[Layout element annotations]

## start

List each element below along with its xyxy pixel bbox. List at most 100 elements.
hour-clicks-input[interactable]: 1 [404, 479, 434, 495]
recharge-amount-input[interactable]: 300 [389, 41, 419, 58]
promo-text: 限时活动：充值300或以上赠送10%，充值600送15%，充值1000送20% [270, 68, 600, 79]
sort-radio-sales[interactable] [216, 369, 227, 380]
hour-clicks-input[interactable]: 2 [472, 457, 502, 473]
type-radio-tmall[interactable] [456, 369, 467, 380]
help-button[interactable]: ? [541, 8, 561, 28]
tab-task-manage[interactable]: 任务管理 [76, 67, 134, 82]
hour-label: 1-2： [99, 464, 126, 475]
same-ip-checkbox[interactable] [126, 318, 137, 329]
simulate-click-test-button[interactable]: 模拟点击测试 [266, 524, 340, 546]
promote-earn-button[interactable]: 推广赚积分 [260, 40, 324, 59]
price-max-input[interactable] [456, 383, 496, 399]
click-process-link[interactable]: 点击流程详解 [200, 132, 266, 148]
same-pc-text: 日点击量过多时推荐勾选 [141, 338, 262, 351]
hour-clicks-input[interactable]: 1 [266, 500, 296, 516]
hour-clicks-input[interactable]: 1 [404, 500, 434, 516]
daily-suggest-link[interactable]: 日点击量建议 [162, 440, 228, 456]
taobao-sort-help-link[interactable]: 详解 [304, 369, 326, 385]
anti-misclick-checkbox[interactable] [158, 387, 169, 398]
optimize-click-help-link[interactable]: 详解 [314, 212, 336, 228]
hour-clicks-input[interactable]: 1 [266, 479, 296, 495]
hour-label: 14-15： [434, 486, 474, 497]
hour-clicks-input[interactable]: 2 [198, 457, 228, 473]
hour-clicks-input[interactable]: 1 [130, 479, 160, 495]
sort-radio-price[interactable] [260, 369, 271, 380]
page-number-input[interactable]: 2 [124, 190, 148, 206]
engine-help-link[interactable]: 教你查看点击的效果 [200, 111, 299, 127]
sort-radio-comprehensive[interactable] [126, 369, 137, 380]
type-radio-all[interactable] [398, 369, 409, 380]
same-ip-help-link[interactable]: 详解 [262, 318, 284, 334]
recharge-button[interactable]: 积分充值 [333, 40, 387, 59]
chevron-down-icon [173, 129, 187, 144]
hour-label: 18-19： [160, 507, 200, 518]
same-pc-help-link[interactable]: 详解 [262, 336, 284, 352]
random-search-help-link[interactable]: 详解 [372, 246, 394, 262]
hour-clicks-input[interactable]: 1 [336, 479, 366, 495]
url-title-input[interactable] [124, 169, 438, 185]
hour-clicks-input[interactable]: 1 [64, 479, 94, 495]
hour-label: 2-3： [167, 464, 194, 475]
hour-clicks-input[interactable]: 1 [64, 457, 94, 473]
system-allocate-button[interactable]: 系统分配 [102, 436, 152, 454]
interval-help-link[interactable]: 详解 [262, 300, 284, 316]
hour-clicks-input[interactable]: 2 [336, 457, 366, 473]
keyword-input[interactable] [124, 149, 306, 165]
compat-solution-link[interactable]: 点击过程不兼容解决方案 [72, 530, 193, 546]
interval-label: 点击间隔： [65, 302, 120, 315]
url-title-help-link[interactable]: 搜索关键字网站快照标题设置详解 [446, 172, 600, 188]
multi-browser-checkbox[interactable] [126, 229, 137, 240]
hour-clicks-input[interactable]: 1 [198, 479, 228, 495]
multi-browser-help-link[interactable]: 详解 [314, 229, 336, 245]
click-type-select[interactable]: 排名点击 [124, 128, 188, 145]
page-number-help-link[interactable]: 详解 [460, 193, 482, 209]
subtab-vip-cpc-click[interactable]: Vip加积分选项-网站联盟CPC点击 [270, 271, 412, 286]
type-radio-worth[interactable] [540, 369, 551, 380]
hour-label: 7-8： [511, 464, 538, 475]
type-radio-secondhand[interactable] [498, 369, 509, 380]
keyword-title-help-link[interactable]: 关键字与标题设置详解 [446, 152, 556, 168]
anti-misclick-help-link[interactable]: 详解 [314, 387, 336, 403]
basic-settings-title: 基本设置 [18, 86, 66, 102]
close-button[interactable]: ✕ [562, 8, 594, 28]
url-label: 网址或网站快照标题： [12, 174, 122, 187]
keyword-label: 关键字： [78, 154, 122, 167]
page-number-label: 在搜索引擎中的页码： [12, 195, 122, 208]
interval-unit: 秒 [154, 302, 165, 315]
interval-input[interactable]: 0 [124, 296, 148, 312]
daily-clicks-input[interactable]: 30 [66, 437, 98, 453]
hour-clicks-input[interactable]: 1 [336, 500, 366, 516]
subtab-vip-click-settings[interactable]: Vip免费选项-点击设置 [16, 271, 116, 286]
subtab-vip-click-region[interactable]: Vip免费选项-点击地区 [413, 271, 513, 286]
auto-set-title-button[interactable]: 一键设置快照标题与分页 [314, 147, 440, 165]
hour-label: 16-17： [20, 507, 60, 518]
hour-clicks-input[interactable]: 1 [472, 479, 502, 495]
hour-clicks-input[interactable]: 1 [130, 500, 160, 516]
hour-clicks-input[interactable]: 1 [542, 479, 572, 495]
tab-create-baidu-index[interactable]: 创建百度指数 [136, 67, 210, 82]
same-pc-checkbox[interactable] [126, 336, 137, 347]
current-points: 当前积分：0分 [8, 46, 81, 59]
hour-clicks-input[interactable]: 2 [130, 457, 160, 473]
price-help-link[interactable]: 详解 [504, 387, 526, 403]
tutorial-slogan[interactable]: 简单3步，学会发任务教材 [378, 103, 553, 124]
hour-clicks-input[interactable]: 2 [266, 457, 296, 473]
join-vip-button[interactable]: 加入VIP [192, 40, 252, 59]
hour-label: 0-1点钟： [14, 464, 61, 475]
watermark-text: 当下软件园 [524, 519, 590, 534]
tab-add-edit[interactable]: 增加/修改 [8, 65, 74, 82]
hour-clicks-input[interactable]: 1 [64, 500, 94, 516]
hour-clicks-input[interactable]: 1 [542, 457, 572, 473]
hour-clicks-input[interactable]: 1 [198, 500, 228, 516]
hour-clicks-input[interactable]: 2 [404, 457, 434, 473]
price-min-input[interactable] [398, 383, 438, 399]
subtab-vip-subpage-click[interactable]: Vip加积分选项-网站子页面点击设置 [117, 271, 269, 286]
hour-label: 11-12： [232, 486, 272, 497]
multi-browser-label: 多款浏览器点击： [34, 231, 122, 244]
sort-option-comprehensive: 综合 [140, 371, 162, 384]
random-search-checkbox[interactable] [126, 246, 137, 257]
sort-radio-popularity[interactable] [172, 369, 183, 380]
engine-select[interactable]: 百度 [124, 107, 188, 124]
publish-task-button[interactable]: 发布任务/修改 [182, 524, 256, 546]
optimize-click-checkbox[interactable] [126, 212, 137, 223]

## end

▶ [The problem]:
Edit these lines so that every "hour-clicks-input" becomes "hourly-click-field", leaving all else unchanged.

▶ [Response below]:
List each element below along with its xyxy pixel bbox. List at most 100 elements.
hourly-click-field[interactable]: 1 [404, 479, 434, 495]
recharge-amount-input[interactable]: 300 [389, 41, 419, 58]
promo-text: 限时活动：充值300或以上赠送10%，充值600送15%，充值1000送20% [270, 68, 600, 79]
sort-radio-sales[interactable] [216, 369, 227, 380]
hourly-click-field[interactable]: 2 [472, 457, 502, 473]
type-radio-tmall[interactable] [456, 369, 467, 380]
help-button[interactable]: ? [541, 8, 561, 28]
tab-task-manage[interactable]: 任务管理 [76, 67, 134, 82]
hour-label: 1-2： [99, 464, 126, 475]
same-ip-checkbox[interactable] [126, 318, 137, 329]
simulate-click-test-button[interactable]: 模拟点击测试 [266, 524, 340, 546]
promote-earn-button[interactable]: 推广赚积分 [260, 40, 324, 59]
price-max-input[interactable] [456, 383, 496, 399]
click-process-link[interactable]: 点击流程详解 [200, 132, 266, 148]
same-pc-text: 日点击量过多时推荐勾选 [141, 338, 262, 351]
hourly-click-field[interactable]: 1 [266, 500, 296, 516]
hourly-click-field[interactable]: 1 [404, 500, 434, 516]
daily-suggest-link[interactable]: 日点击量建议 [162, 440, 228, 456]
taobao-sort-help-link[interactable]: 详解 [304, 369, 326, 385]
anti-misclick-checkbox[interactable] [158, 387, 169, 398]
optimize-click-help-link[interactable]: 详解 [314, 212, 336, 228]
hourly-click-field[interactable]: 1 [266, 479, 296, 495]
hour-label: 14-15： [434, 486, 474, 497]
hourly-click-field[interactable]: 2 [198, 457, 228, 473]
hourly-click-field[interactable]: 1 [130, 479, 160, 495]
sort-radio-price[interactable] [260, 369, 271, 380]
page-number-input[interactable]: 2 [124, 190, 148, 206]
engine-help-link[interactable]: 教你查看点击的效果 [200, 111, 299, 127]
sort-radio-comprehensive[interactable] [126, 369, 137, 380]
type-radio-all[interactable] [398, 369, 409, 380]
same-ip-help-link[interactable]: 详解 [262, 318, 284, 334]
recharge-button[interactable]: 积分充值 [333, 40, 387, 59]
chevron-down-icon [173, 129, 187, 144]
hour-label: 18-19： [160, 507, 200, 518]
same-pc-help-link[interactable]: 详解 [262, 336, 284, 352]
random-search-help-link[interactable]: 详解 [372, 246, 394, 262]
hourly-click-field[interactable]: 1 [336, 479, 366, 495]
url-title-input[interactable] [124, 169, 438, 185]
hourly-click-field[interactable]: 1 [64, 479, 94, 495]
hour-label: 2-3： [167, 464, 194, 475]
hourly-click-field[interactable]: 1 [64, 457, 94, 473]
system-allocate-button[interactable]: 系统分配 [102, 436, 152, 454]
interval-help-link[interactable]: 详解 [262, 300, 284, 316]
hourly-click-field[interactable]: 2 [336, 457, 366, 473]
keyword-input[interactable] [124, 149, 306, 165]
compat-solution-link[interactable]: 点击过程不兼容解决方案 [72, 530, 193, 546]
interval-label: 点击间隔： [65, 302, 120, 315]
url-title-help-link[interactable]: 搜索关键字网站快照标题设置详解 [446, 172, 600, 188]
multi-browser-checkbox[interactable] [126, 229, 137, 240]
hourly-click-field[interactable]: 1 [198, 479, 228, 495]
multi-browser-help-link[interactable]: 详解 [314, 229, 336, 245]
click-type-select[interactable]: 排名点击 [124, 128, 188, 145]
page-number-help-link[interactable]: 详解 [460, 193, 482, 209]
subtab-vip-cpc-click[interactable]: Vip加积分选项-网站联盟CPC点击 [270, 271, 412, 286]
type-radio-worth[interactable] [540, 369, 551, 380]
hour-label: 7-8： [511, 464, 538, 475]
type-radio-secondhand[interactable] [498, 369, 509, 380]
keyword-title-help-link[interactable]: 关键字与标题设置详解 [446, 152, 556, 168]
anti-misclick-help-link[interactable]: 详解 [314, 387, 336, 403]
basic-settings-title: 基本设置 [18, 86, 66, 102]
close-button[interactable]: ✕ [562, 8, 594, 28]
url-label: 网址或网站快照标题： [12, 174, 122, 187]
keyword-label: 关键字： [78, 154, 122, 167]
page-number-label: 在搜索引擎中的页码： [12, 195, 122, 208]
interval-unit: 秒 [154, 302, 165, 315]
interval-input[interactable]: 0 [124, 296, 148, 312]
daily-clicks-input[interactable]: 30 [66, 437, 98, 453]
hourly-click-field[interactable]: 1 [336, 500, 366, 516]
subtab-vip-click-settings[interactable]: Vip免费选项-点击设置 [16, 271, 116, 286]
subtab-vip-click-region[interactable]: Vip免费选项-点击地区 [413, 271, 513, 286]
auto-set-title-button[interactable]: 一键设置快照标题与分页 [314, 147, 440, 165]
hour-label: 16-17： [20, 507, 60, 518]
hourly-click-field[interactable]: 1 [472, 479, 502, 495]
hourly-click-field[interactable]: 1 [130, 500, 160, 516]
hourly-click-field[interactable]: 1 [542, 479, 572, 495]
tab-create-baidu-index[interactable]: 创建百度指数 [136, 67, 210, 82]
same-pc-checkbox[interactable] [126, 336, 137, 347]
current-points: 当前积分：0分 [8, 46, 81, 59]
hourly-click-field[interactable]: 2 [130, 457, 160, 473]
price-help-link[interactable]: 详解 [504, 387, 526, 403]
tutorial-slogan[interactable]: 简单3步，学会发任务教材 [378, 103, 553, 124]
hourly-click-field[interactable]: 2 [266, 457, 296, 473]
join-vip-button[interactable]: 加入VIP [192, 40, 252, 59]
hour-label: 0-1点钟： [14, 464, 61, 475]
watermark-text: 当下软件园 [524, 519, 590, 534]
tab-add-edit[interactable]: 增加/修改 [8, 65, 74, 82]
hourly-click-field[interactable]: 1 [64, 500, 94, 516]
hourly-click-field[interactable]: 1 [542, 457, 572, 473]
hourly-click-field[interactable]: 1 [198, 500, 228, 516]
hourly-click-field[interactable]: 2 [404, 457, 434, 473]
price-min-input[interactable] [398, 383, 438, 399]
subtab-vip-subpage-click[interactable]: Vip加积分选项-网站子页面点击设置 [117, 271, 269, 286]
hour-label: 11-12： [232, 486, 272, 497]
multi-browser-label: 多款浏览器点击： [34, 231, 122, 244]
sort-option-comprehensive: 综合 [140, 371, 162, 384]
random-search-checkbox[interactable] [126, 246, 137, 257]
sort-radio-popularity[interactable] [172, 369, 183, 380]
engine-select[interactable]: 百度 [124, 107, 188, 124]
publish-task-button[interactable]: 发布任务/修改 [182, 524, 256, 546]
optimize-click-checkbox[interactable] [126, 212, 137, 223]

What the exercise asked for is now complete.